▶ [Dataset entries]
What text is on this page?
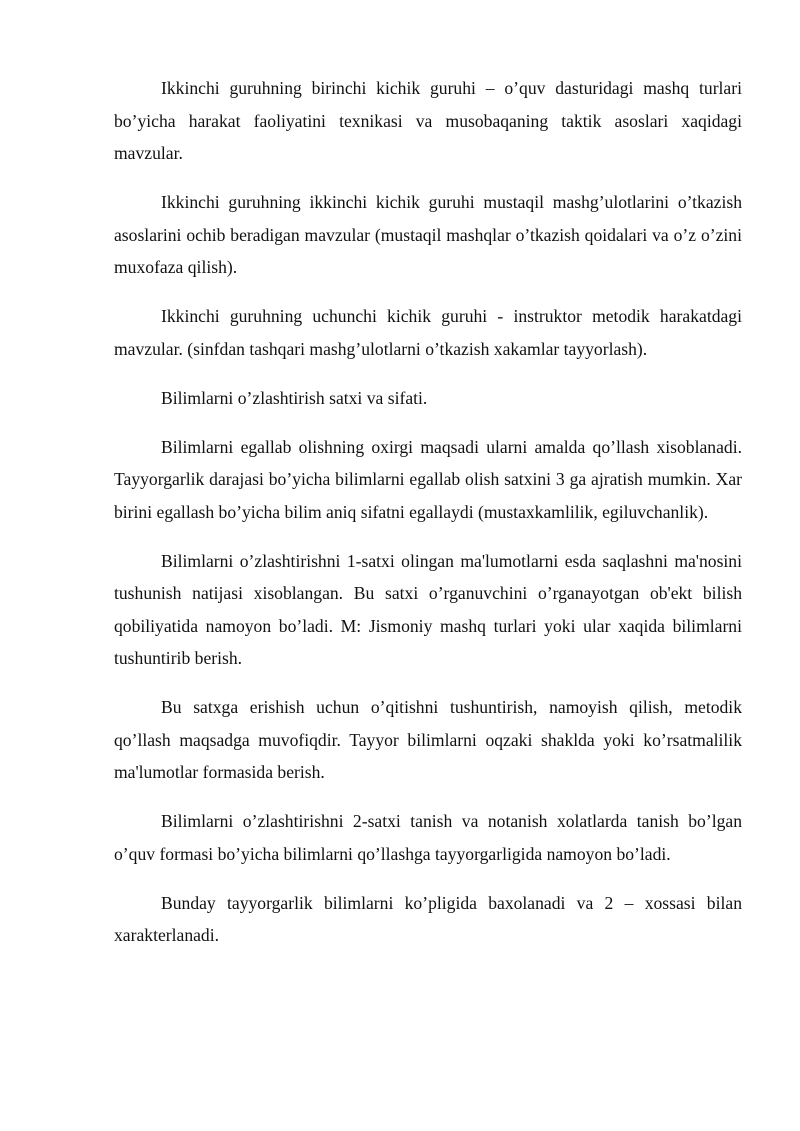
Ikkinchi guruhning birinchi kichik guruhi – o’quv dasturidagi mashq turlari bo’yicha harakat faoliyatini texnikasi va musobaqaning taktik asoslari xaqidagi mavzular.

Ikkinchi guruhning ikkinchi kichik guruhi mustaqil mashg’ulotlarini o’tkazish asoslarini ochib beradigan mavzular (mustaqil mashqlar o’tkazish qoidalari va o’z o’zini muxofaza qilish).

Ikkinchi guruhning uchunchi kichik guruhi - instruktor metodik harakatdagi mavzular. (sinfdan tashqari mashg’ulotlarni o’tkazish xakamlar tayyorlash).

Bilimlarni o’zlashtirish satxi va sifati.

Bilimlarni egallab olishning oxirgi maqsadi ularni amalda qo’llash xisoblanadi. Tayyorgarlik darajasi bo’yicha bilimlarni egallab olish satxini 3 ga ajratish mumkin. Xar birini egallash bo’yicha bilim aniq sifatni egallaydi (mustaxkamlilik, egiluvchanlik).

Bilimlarni o’zlashtirishni 1-satxi olingan ma'lumotlarni esda saqlashni ma'nosini tushunish natijasi xisoblangan. Bu satxi o’rganuvchini o’rganayotgan ob'ekt bilish qobiliyatida namoyon bo’ladi. M: Jismoniy mashq turlari yoki ular xaqida bilimlarni tushuntirib berish.

Bu satxga erishish uchun o’qitishni tushuntirish, namoyish qilish, metodik qo’llash maqsadga muvofiqdir. Tayyor bilimlarni oqzaki shaklda yoki ko’rsatmalilik ma'lumotlar formasida berish.

Bilimlarni o’zlashtirishni 2-satxi tanish va notanish xolatlarda tanish bo’lgan o’quv formasi bo’yicha bilimlarni qo’llashga tayyorgarligida namoyon bo’ladi.

Bunday tayyorgarlik bilimlarni ko’pligida baxolanadi va 2 – xossasi bilan xarakterlanadi.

▶ [Task description] Your job is to transcribe the entries above exactly; skip the pictures.

▶ [Written answer]
What text is on this page?
Ikkinchi guruhning birinchi kichik guruhi – o’quv dasturidagi mashq turlari bo’yicha harakat faoliyatini texnikasi va musobaqaning taktik asoslari xaqidagi mavzular.

Ikkinchi guruhning ikkinchi kichik guruhi mustaqil mashg’ulotlarini o’tkazish asoslarini ochib beradigan mavzular (mustaqil mashqlar o’tkazish qoidalari va o’z o’zini muxofaza qilish).

Ikkinchi guruhning uchunchi kichik guruhi - instruktor metodik harakatdagi mavzular. (sinfdan tashqari mashg’ulotlarni o’tkazish xakamlar tayyorlash).

Bilimlarni o’zlashtirish satxi va sifati.

Bilimlarni egallab olishning oxirgi maqsadi ularni amalda qo’llash xisoblanadi. Tayyorgarlik darajasi bo’yicha bilimlarni egallab olish satxini 3 ga ajratish mumkin. Xar birini egallash bo’yicha bilim aniq sifatni egallaydi (mustaxkamlilik, egiluvchanlik).

Bilimlarni o’zlashtirishni 1-satxi olingan ma'lumotlarni esda saqlashni ma'nosini tushunish natijasi xisoblangan. Bu satxi o’rganuvchini o’rganayotgan ob'ekt bilish qobiliyatida namoyon bo’ladi. M: Jismoniy mashq turlari yoki ular xaqida bilimlarni tushuntirib berish.

Bu satxga erishish uchun o’qitishni tushuntirish, namoyish qilish, metodik qo’llash maqsadga muvofiqdir. Tayyor bilimlarni oqzaki shaklda yoki ko’rsatmalilik ma'lumotlar formasida berish.

Bilimlarni o’zlashtirishni 2-satxi tanish va notanish xolatlarda tanish bo’lgan o’quv formasi bo’yicha bilimlarni qo’llashga tayyorgarligida namoyon bo’ladi.

Bunday tayyorgarlik bilimlarni ko’pligida baxolanadi va 2 – xossasi bilan xarakterlanadi.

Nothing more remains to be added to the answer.